§ **SELECTED PASSAGE**:
Much like its heroes, Xenoblade Chronicles defied its fate and has now become a major Nintendo franchise. The one downside to its ever-growing popularity is that it now has much larger expectations to meet. Given developer Monolith Soft’s track record, however, there is little reason to be concerned over Xenoblade Chronicles 3’s quality, especially after we got to play its opening hours for ourselves.
In many respects, Xenoblade Chronicles 3 feels very familiar. While not identical to its predecessor, its combat, at its core, is very similar to Xenoblade Chronicles 2. Your party attacks enemies automatically, in real-time, while special moves known as Arts require only a single button press once charged. You only directly control one character at a time, while your allies are handled by the computer. So, established fans don’t need to worry about adjusting to a completely new combat system.
However, Monolith Soft has gone out of its way to make Xenoblade Chronicles 3 more welcoming to newcomers. The game’s advertising is already adamant that it will be a good jumping on point for new players, when it comes to the story, but this extends to the combat too. Tutorials are brief but clear and won’t let you progress until you meet the conditions they lay out for you. If you still don’t understand a certain mechanic, there’s an extensive menu that saves every tutorial, and you can replay them as many times as you want.
Some of these tutorials can feel a little hand-holdy, (the game won’t let you play as anyone else but main protagonist Noah for the majority of the first chapter, for instance), but it’s a welcome change from how Xenoblade Chronicles 2 handled it. Its tutorials were frankly awful, and you weren’t able to review them afterwards either, resulting in some players dropping the game early because they couldn’t figure out how combat worked. Monolith Soft clearly took those critiques to heart.
There are also additional quality-of-life features that returning fans will appreciate. For example, colour-coded lines make it more apparent who’s being targeted for attacks and you can switch control to another party member mid-fight so, if you die, you aren’t stuck waiting for an ally to come revive you (although they always seemed very responsive on that front).
That’s not to say battles are any easier now. Well, they can be, since you can change the game’s difficulty at any point, but even on the standard difficulty fights can get hectic. Xenoblade Chronicles combat has always required multitasking, with you needing to manage which enemies are attacking who, the party’s health, and more – and it only becomes more chaotic the more enemies there are.
It can be easy to lose track of which enemy you’re targeting even with a cursor hovering over their head, thanks to all the damage numbers and effect names that pop up (that said, there’s options to turn the numbers off).
The user interface is shockingly sparse compared to previous games, but we already know from the trailers that more will be added to it as you progress. The point is, while Monolith Soft is doing everything it can to be welcoming to newbies, it hasn’t stripped down the combat for the sake of appealing to a casual market. If anything, it’s gone in the opposite direction.

§ **GIVEN RECORDS**:
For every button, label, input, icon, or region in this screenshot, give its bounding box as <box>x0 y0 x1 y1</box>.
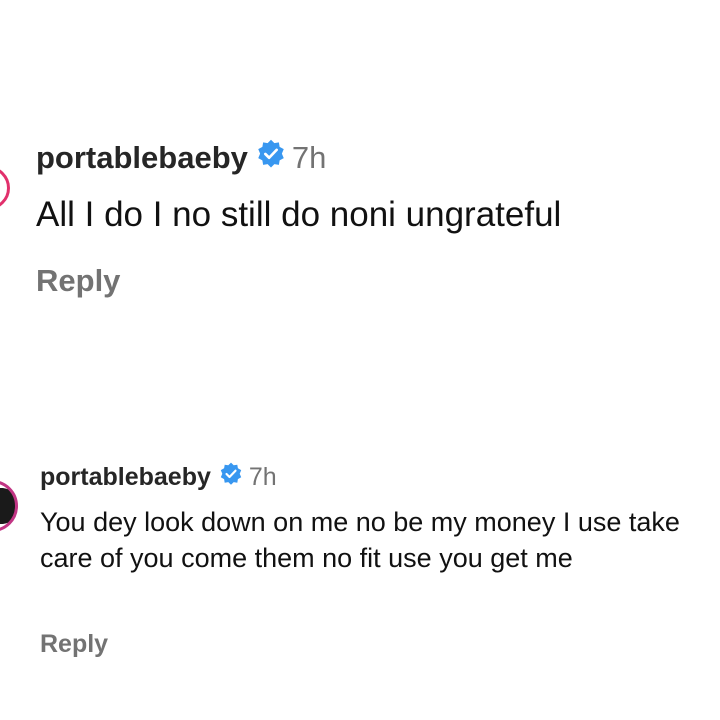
reply-button[interactable]: Reply <box>40 630 108 659</box>
reply-button[interactable]: Reply <box>36 263 120 299</box>
timestamp: 7h <box>291 140 327 175</box>
comment-header: portablebaeby 7h <box>40 460 277 494</box>
comment-text: You dey look down on me no be my money I… <box>40 507 680 573</box>
username-link[interactable]: portablebaeby <box>40 463 211 492</box>
timestamp: 7h <box>248 462 277 491</box>
comment-text: All I do I no still do noni ungrateful <box>36 195 562 234</box>
username-link[interactable]: portablebaeby <box>36 140 248 176</box>
avatar[interactable] <box>0 480 18 532</box>
avatar[interactable] <box>0 166 10 210</box>
verified-badge-icon <box>256 139 286 177</box>
verified-badge-icon <box>219 462 243 493</box>
comment-header: portablebaeby 7h <box>36 138 326 178</box>
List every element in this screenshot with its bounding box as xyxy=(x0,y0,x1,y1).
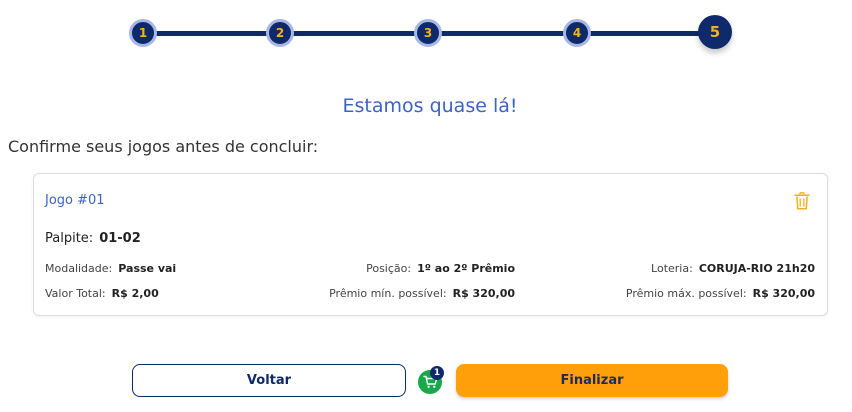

§ **TASKS AND EXERCISES**:
a) Translate this sentence from the passage on Xenoblade Chronicles 3 into Spanish: "Monolith Soft clearly took those critiques to heart."
b) Please output everything in the records from the start down to the line containing "timestamp: 7h <box>248 462 277 491</box>" as a Markdown table with the columns Row and Line. Number each row, skip blank lines, and leave the pictures out.

§ **FINAL ANSWERS**:
a) Está claro que Monolith Soft se tomó esas críticas a pecho.

b)
| Row | Line |
|---|---|
| 1 | For every button, label, input, icon, or region in this screenshot, give its bounding box as <box>x0 y0 x1 y1</box>. |
| 2 | reply-button[interactable]: Reply <box>40 630 108 659</box> |
| 3 | reply-button[interactable]: Reply <box>36 263 120 299</box> |
| 4 | timestamp: 7h <box>291 140 327 175</box> |
| 5 | comment-header: portablebaeby 7h <box>40 460 277 494</box> |
| 6 | comment-text: You dey look down on me no be my money I… <box>40 507 680 573</box> |
| 7 | username-link[interactable]: portablebaeby <box>40 463 211 492</box> |
| 8 | timestamp: 7h <box>248 462 277 491</box> |